Start of Supplied information

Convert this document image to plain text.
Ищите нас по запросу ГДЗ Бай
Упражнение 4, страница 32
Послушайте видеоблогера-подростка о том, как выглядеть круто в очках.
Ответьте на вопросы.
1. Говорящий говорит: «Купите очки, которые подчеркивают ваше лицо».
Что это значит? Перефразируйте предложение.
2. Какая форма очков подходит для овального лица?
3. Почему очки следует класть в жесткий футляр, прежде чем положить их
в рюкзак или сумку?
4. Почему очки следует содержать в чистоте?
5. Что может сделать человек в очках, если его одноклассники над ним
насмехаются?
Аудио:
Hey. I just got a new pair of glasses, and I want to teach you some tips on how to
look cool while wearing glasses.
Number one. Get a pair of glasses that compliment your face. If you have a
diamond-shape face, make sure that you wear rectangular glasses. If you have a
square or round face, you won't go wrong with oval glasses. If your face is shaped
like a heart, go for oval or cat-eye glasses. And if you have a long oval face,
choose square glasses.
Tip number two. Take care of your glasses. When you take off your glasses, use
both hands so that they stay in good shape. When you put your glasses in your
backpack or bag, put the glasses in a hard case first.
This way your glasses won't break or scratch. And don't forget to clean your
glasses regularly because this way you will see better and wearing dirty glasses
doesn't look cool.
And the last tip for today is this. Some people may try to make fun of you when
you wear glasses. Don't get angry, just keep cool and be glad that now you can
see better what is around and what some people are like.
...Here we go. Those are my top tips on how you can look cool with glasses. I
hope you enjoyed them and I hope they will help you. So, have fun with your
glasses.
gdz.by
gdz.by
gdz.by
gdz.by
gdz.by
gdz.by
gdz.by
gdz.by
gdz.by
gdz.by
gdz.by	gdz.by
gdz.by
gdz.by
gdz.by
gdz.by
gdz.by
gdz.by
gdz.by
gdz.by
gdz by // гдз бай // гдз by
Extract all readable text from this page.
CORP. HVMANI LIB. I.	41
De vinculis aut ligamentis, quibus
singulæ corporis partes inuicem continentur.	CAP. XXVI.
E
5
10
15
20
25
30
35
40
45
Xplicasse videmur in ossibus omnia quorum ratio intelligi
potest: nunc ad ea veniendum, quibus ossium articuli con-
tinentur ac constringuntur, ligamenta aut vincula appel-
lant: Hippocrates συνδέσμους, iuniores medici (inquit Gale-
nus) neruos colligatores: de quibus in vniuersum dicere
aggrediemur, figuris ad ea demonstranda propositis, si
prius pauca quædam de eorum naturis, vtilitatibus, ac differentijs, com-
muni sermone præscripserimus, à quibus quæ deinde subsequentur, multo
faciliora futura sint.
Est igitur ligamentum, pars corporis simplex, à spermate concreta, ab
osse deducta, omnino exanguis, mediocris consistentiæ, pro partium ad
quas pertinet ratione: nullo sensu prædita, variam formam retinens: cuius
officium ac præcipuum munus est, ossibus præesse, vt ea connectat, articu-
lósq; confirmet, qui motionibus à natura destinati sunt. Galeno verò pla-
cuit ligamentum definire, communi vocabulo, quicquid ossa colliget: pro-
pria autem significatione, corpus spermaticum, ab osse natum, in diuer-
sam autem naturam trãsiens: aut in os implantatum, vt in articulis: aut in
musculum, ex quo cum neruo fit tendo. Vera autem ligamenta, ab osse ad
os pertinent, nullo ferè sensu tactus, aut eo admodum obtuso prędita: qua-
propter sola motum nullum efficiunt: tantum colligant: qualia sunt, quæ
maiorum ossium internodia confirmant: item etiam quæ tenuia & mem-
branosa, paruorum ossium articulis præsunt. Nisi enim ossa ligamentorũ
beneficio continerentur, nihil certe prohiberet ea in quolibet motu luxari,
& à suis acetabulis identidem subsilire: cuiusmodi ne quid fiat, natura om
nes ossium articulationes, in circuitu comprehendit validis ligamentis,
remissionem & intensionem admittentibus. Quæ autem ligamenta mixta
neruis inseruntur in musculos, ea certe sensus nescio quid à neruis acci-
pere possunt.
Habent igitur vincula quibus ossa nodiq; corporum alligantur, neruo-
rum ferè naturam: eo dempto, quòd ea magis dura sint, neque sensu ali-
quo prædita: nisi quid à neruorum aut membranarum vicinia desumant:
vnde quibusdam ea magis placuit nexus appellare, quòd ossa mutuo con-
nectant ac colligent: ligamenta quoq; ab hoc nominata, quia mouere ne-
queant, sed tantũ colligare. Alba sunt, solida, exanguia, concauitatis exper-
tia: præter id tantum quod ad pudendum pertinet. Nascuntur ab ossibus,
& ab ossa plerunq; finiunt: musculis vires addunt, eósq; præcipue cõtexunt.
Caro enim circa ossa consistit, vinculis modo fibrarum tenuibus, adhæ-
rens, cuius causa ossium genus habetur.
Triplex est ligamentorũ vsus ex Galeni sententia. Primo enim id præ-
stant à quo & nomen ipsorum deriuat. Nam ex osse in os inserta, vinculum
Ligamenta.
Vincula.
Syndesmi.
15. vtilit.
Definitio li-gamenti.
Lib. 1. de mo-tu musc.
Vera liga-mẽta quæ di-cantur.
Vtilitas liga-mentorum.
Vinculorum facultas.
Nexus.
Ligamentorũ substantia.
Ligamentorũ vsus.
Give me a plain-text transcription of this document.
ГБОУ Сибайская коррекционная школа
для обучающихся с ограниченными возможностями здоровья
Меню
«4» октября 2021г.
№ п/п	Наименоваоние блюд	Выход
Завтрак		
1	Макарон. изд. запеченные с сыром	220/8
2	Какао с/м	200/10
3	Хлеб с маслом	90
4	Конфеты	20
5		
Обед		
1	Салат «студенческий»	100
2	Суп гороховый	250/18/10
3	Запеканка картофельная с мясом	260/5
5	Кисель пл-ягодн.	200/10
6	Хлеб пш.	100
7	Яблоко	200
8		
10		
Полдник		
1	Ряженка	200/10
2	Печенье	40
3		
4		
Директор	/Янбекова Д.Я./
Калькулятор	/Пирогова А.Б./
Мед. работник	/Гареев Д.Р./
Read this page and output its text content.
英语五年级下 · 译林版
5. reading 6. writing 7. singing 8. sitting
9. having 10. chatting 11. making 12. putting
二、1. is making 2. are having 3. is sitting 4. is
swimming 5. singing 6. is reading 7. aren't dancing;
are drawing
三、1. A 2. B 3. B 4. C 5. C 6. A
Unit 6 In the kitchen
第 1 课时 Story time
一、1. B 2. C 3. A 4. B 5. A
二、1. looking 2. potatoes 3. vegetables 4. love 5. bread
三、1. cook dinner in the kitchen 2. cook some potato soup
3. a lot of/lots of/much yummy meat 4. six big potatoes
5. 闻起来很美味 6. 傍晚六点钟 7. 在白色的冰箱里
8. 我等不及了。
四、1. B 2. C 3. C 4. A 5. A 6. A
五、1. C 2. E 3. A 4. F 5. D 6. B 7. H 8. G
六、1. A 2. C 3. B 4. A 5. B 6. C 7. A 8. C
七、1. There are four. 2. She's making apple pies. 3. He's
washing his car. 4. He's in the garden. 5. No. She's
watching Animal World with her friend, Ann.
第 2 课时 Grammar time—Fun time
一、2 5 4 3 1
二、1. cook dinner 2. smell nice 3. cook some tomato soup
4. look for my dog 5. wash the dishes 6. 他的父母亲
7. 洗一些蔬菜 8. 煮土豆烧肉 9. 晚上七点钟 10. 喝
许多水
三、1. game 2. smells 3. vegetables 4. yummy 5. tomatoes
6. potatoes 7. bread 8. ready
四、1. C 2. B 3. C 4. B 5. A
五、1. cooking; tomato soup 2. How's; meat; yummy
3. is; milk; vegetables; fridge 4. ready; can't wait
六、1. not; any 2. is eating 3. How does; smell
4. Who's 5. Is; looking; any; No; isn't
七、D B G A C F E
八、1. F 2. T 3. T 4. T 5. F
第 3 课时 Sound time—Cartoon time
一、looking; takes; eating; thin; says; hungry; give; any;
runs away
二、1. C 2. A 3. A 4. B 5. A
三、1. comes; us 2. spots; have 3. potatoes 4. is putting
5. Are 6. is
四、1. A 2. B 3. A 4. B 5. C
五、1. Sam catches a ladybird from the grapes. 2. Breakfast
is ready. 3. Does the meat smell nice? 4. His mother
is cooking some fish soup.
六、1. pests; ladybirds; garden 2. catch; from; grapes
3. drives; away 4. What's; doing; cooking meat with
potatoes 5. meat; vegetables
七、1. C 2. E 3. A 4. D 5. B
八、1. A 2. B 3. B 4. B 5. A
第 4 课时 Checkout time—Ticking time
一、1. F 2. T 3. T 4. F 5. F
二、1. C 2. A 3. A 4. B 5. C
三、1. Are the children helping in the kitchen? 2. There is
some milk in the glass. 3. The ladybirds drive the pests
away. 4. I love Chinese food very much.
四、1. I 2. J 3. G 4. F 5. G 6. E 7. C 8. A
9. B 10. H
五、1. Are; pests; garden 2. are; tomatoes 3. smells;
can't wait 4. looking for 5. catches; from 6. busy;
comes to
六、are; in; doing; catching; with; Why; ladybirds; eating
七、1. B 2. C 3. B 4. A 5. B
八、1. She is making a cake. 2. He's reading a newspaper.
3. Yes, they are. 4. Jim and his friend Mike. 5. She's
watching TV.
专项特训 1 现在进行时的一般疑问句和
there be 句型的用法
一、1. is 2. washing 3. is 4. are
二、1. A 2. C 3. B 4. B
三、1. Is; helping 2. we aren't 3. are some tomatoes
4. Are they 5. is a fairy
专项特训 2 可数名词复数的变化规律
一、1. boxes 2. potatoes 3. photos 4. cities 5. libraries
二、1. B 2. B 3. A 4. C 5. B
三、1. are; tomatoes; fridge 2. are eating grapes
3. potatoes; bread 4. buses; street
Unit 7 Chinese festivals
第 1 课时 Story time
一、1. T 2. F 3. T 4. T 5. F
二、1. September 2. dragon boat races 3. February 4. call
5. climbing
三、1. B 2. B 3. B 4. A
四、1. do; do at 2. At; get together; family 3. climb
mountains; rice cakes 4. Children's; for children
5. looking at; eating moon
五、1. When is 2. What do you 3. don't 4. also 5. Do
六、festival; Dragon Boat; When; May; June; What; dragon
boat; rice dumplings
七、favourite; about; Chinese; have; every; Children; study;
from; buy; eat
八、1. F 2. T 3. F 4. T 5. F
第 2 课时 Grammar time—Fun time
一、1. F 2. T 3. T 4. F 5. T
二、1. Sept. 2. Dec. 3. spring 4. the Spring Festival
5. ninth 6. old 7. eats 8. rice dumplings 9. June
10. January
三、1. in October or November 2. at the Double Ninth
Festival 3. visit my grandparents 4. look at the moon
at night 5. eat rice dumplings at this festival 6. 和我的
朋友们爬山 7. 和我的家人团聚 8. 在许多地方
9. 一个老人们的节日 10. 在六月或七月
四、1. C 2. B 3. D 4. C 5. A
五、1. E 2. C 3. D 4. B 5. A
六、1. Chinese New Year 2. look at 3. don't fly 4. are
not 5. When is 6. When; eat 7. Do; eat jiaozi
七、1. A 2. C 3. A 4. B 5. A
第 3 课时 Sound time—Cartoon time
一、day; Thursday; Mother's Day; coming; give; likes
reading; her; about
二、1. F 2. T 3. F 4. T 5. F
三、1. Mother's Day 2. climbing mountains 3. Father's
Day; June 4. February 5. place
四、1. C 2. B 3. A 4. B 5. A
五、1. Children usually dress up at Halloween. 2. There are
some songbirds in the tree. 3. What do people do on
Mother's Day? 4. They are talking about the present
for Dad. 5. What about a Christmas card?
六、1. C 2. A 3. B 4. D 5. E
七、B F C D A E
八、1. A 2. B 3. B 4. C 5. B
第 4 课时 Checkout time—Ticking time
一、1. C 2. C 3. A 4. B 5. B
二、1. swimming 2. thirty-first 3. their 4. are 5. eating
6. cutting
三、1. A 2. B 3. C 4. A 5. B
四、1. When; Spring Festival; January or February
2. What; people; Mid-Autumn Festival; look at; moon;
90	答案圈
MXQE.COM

End of Supplied information

- _Exercise requirements_
Among the lines of the material, find those that hold the word "kitchen" and copy them.

- _Output of the task_
Unit 6 In the kitchen
三、1. cook dinner in the kitchen 2. cook some potato soup
三、1. Are the children helping in the kitchen? 2. There is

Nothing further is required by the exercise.